- _WHAT IS ASKED_
Collect every line of the records below that contains the word "compound".

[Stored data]

________________________

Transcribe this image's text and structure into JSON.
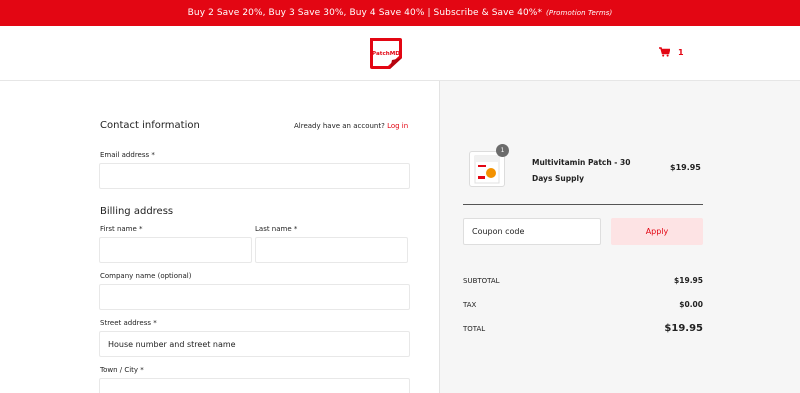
{
  "promo": {
    "text": "Buy 2 Save 20%, Buy 3 Save 30%, Buy 4 Save 40% | Subscribe & Save 40%*",
    "terms": "(Promotion Terms)"
  },
  "header": {
    "logo_text": "PatchMD",
    "cart_count": "1"
  },
  "contact": {
    "title": "Contact information",
    "account_prompt": "Already have an account?",
    "login_link": "Log in",
    "email_label": "Email address *",
    "email_value": ""
  },
  "billing": {
    "title": "Billing address",
    "first_name_label": "First name *",
    "last_name_label": "Last name *",
    "company_label": "Company name (optional)",
    "street_label": "Street address *",
    "street_placeholder": "House number and street name",
    "city_label": "Town / City *"
  },
  "order": {
    "item": {
      "name": "Multivitamin Patch - 30 Days Supply",
      "price": "$19.95",
      "quantity": "1"
    },
    "coupon_placeholder": "Coupon code",
    "apply_label": "Apply",
    "summary": [
      {
        "label": "SUBTOTAL",
        "value": "$19.95"
      },
      {
        "label": "TAX",
        "value": "$0.00"
      },
      {
        "label": "TOTAL",
        "value": "$19.95"
      }
    ]
  },
  "colors": {
    "brand_red": "#e30613",
    "apply_bg": "#fde3e4",
    "panel_bg": "#f6f6f6"
  }
}
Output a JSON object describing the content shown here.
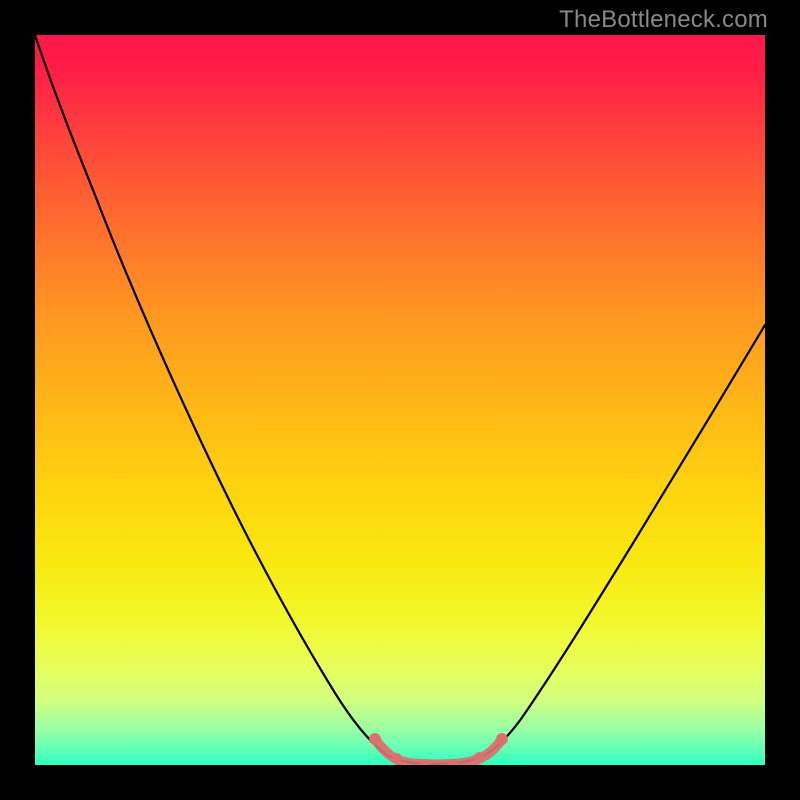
{
  "watermark": "TheBottleneck.com",
  "chart_data": {
    "type": "line",
    "title": "",
    "xlabel": "",
    "ylabel": "",
    "xlim": [
      0,
      100
    ],
    "ylim": [
      0,
      100
    ],
    "categories": [],
    "series": [
      {
        "name": "curve",
        "color": "#000000",
        "x": [
          0,
          5,
          10,
          15,
          20,
          25,
          30,
          35,
          40,
          45,
          47,
          49,
          51,
          53,
          55,
          57,
          59,
          61,
          63,
          70,
          80,
          90,
          100
        ],
        "values": [
          100,
          93,
          84,
          75,
          66,
          56,
          47,
          38,
          28,
          17,
          12,
          7,
          3,
          1,
          0,
          0,
          0,
          1,
          3,
          12,
          28,
          45,
          62
        ]
      },
      {
        "name": "highlight",
        "color": "#dd6f6f",
        "x": [
          47,
          49,
          51,
          53,
          55,
          57,
          59,
          61,
          63
        ],
        "values": [
          12,
          7,
          3,
          1,
          0,
          0,
          0,
          1,
          3
        ]
      }
    ],
    "background_gradient": {
      "direction": "top-to-bottom",
      "stops": [
        {
          "at": 0,
          "color": "#ff1749"
        },
        {
          "at": 25,
          "color": "#ff6a2f"
        },
        {
          "at": 50,
          "color": "#ffb517"
        },
        {
          "at": 75,
          "color": "#f3f423"
        },
        {
          "at": 100,
          "color": "#2bffc0"
        }
      ]
    }
  }
}
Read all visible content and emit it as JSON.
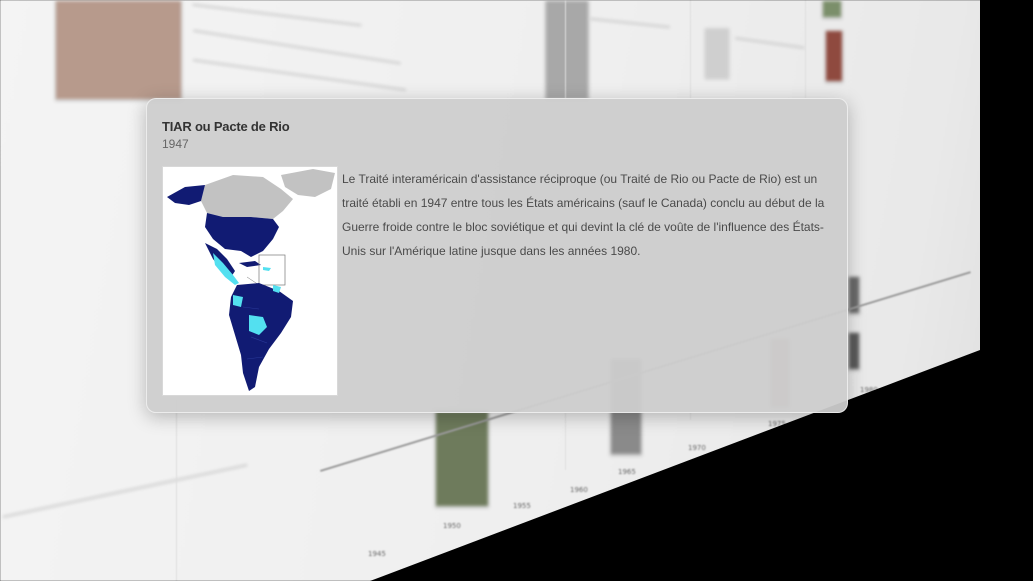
{
  "event": {
    "title": "TIAR ou Pacte de Rio",
    "date": "1947",
    "description": "Le Traité interaméricain d'assistance réciproque (ou Traité de Rio ou Pacte de Rio) est un traité établi en 1947 entre tous les États américains (sauf le Canada) conclu au début de la Guerre froide contre le bloc soviétique et qui devint la clé de voûte de l'influence des États-Unis sur l'Amérique latine jusque dans les années 1980.",
    "map_icon": "americas-map-image"
  },
  "timeline": {
    "tick_labels": [
      "1945",
      "1950",
      "1955",
      "1960",
      "1965",
      "1970",
      "1975",
      "1980"
    ]
  },
  "colors": {
    "map_member": "#111b73",
    "map_secondary": "#53e0f0",
    "map_other": "#c2c2c2",
    "popup_bg": "#cdcdcd"
  }
}
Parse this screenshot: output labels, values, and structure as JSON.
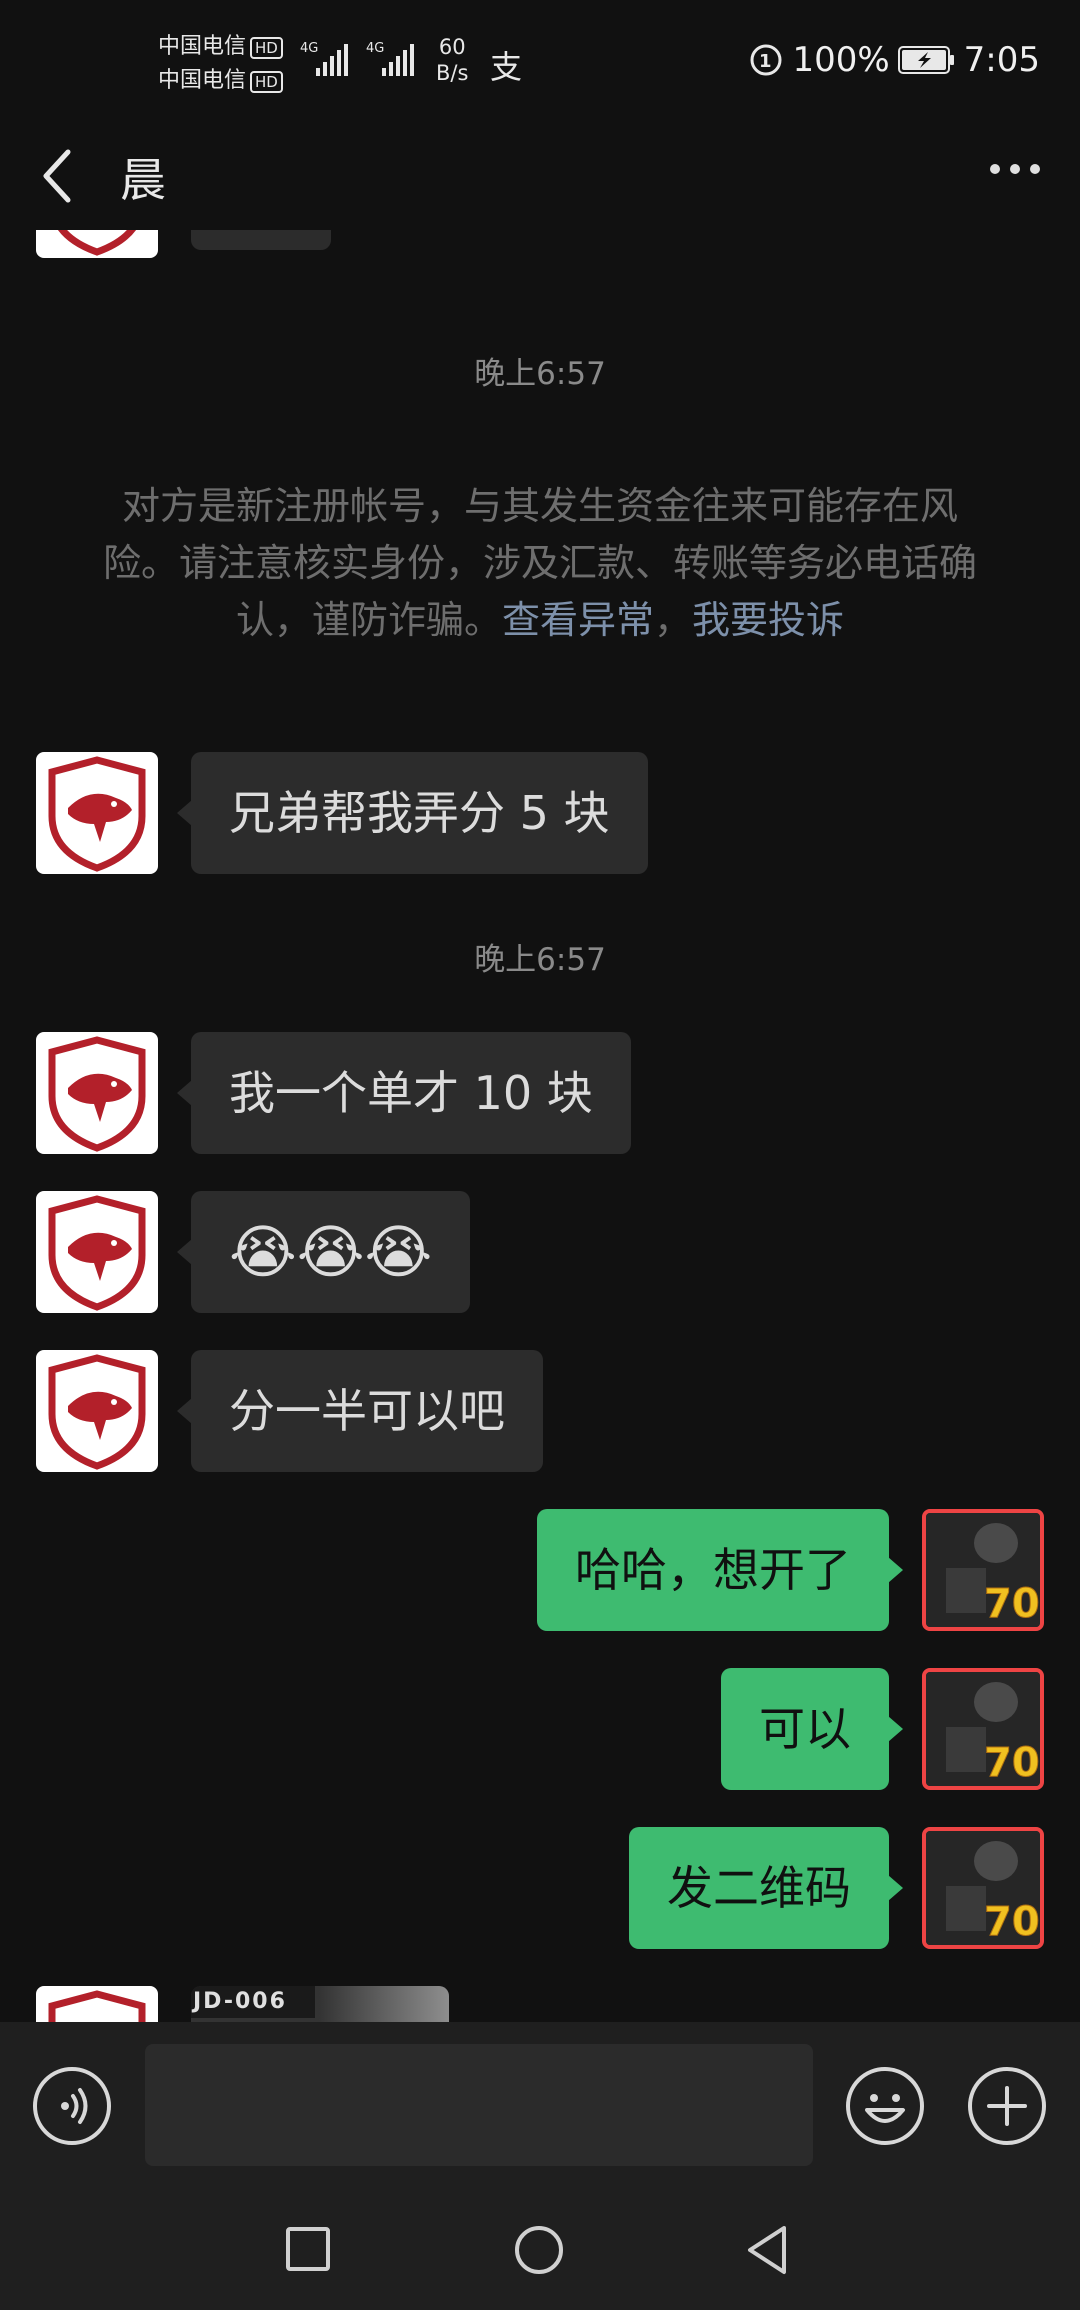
{
  "status_bar": {
    "carrier_1": "中国电信",
    "carrier_2": "中国电信",
    "hd": "HD",
    "network": "4G",
    "net_speed_value": "60",
    "net_speed_unit": "B/s",
    "alipay_glyph": "支",
    "battery_percent": "100%",
    "time": "7:05"
  },
  "header": {
    "title": "晨",
    "back_icon": "back-chevron-icon",
    "more_icon": "more-dots-icon"
  },
  "chat": {
    "timestamp_1": "晚上6:57",
    "system_notice": {
      "text": "对方是新注册帐号，与其发生资金往来可能存在风险。请注意核实身份，涉及汇款、转账等务必电话确认，谨防诈骗。",
      "link_1": "查看异常",
      "separator": "，",
      "link_2": "我要投诉"
    },
    "timestamp_2": "晚上6:57",
    "messages": [
      {
        "side": "in",
        "text": "兄弟帮我弄分 5 块"
      },
      {
        "side": "in",
        "text": "我一个单才 10 块"
      },
      {
        "side": "in",
        "text": "😭😭😭"
      },
      {
        "side": "in",
        "text": "分一半可以吧"
      },
      {
        "side": "out",
        "text": "哈哈，想开了"
      },
      {
        "side": "out",
        "text": "可以"
      },
      {
        "side": "out",
        "text": "发二维码"
      }
    ],
    "card_label": "JD-006"
  },
  "input_bar": {
    "voice_icon": "voice-input-icon",
    "emoji_icon": "emoji-icon",
    "plus_icon": "plus-icon",
    "input_value": ""
  },
  "navbar": {
    "recents_icon": "recents-square-icon",
    "home_icon": "home-circle-icon",
    "back_icon": "back-triangle-icon"
  },
  "colors": {
    "background": "#111111",
    "incoming_bubble": "#2c2c2c",
    "outgoing_bubble": "#3ebb70",
    "link": "#7d90aa",
    "avatar_red": "#b3202a"
  }
}
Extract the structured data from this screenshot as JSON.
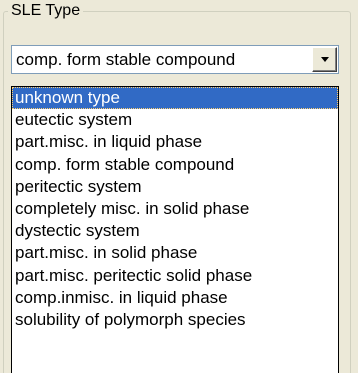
{
  "colors": {
    "window_bg": "#ece9d8",
    "selection_bg": "#316ac5",
    "selection_text": "#ffffff",
    "combo_border": "#7f9db9"
  },
  "group": {
    "caption": "SLE Type"
  },
  "combo": {
    "selected_value": "comp. form stable compound",
    "arrow_icon": "chevron-down-icon"
  },
  "dropdown": {
    "highlighted_index": 0,
    "options": [
      "unknown type",
      "eutectic system",
      "part.misc. in liquid phase",
      "comp. form stable compound",
      "peritectic system",
      "completely misc. in solid phase",
      "dystectic system",
      "part.misc. in solid phase",
      "part.misc. peritectic solid phase",
      "comp.inmisc. in liquid phase",
      "solubility of polymorph species"
    ]
  }
}
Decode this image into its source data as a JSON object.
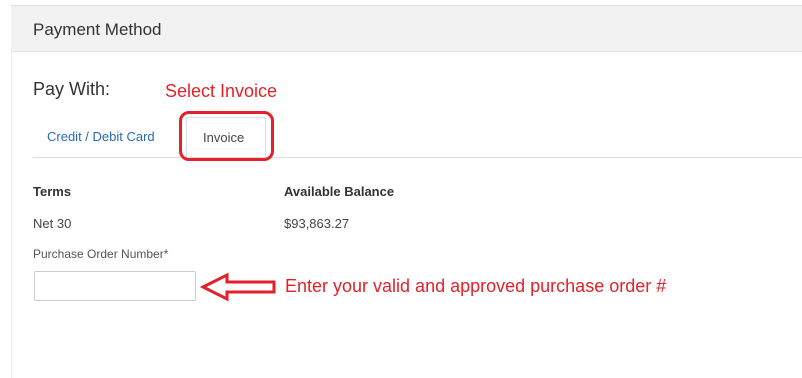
{
  "panel": {
    "title": "Payment Method"
  },
  "pay_with": {
    "label": "Pay With:",
    "tabs": [
      {
        "label": "Credit / Debit Card",
        "active": false
      },
      {
        "label": "Invoice",
        "active": true
      }
    ]
  },
  "invoice": {
    "terms_header": "Terms",
    "terms_value": "Net 30",
    "balance_header": "Available Balance",
    "balance_value": "$93,863.27",
    "po_label": "Purchase Order Number*",
    "po_value": ""
  },
  "annotations": {
    "select_invoice": "Select Invoice",
    "enter_po": "Enter your valid and approved purchase order #",
    "color": "#e2212a",
    "arrow_icon": "left-arrow-outline-icon"
  },
  "colors": {
    "link": "#2a6ab5",
    "header_bg": "#f2f2f2"
  }
}
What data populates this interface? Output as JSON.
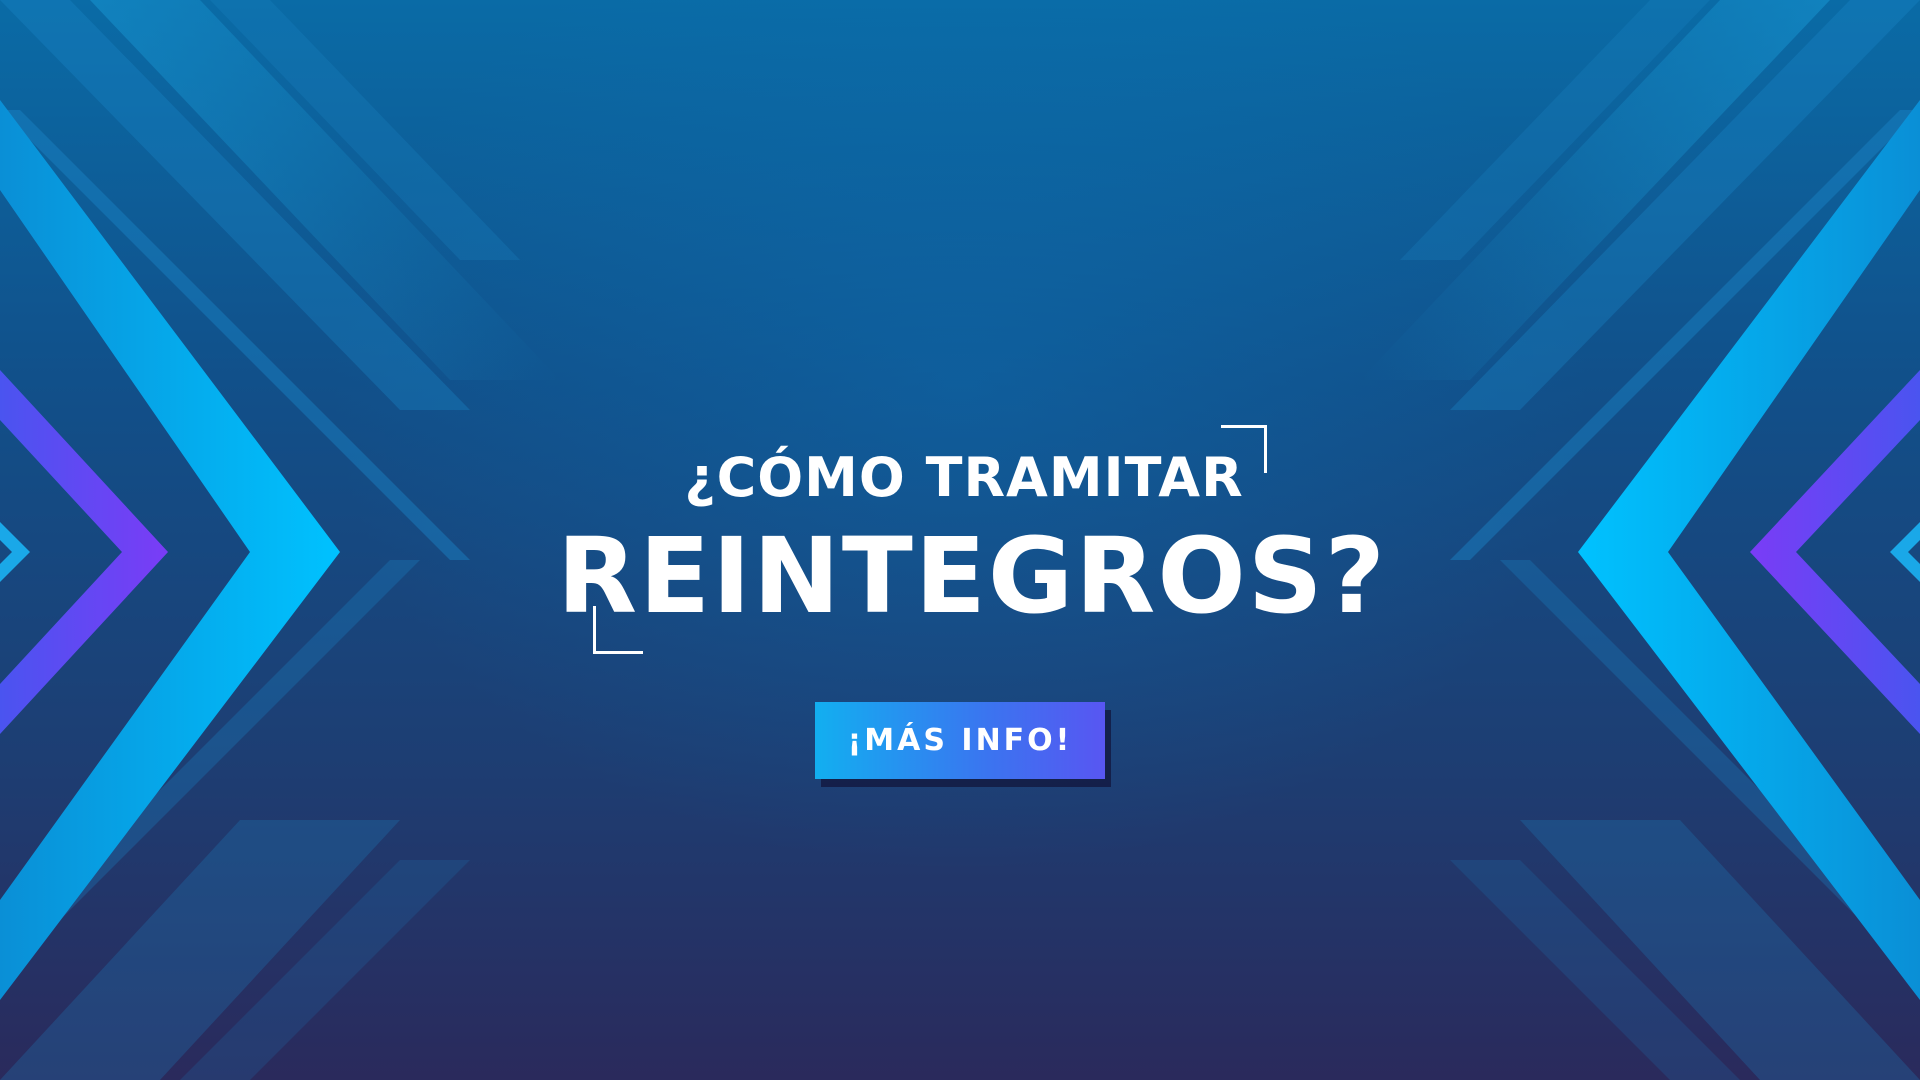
{
  "banner": {
    "heading_line1": "¿CÓMO TRAMITAR",
    "heading_line2": "REINTEGROS?",
    "cta_label": "¡MÁS INFO!"
  },
  "colors": {
    "background_top": "#0a6ba6",
    "background_bottom": "#2a2a5c",
    "accent_cyan": "#00bcf5",
    "accent_violet": "#6a3df5",
    "text": "#ffffff"
  }
}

________________________

- _CORRECT OUTPUT_
    "selected_value": "comp. form stable compound",
      "comp. form stable compound",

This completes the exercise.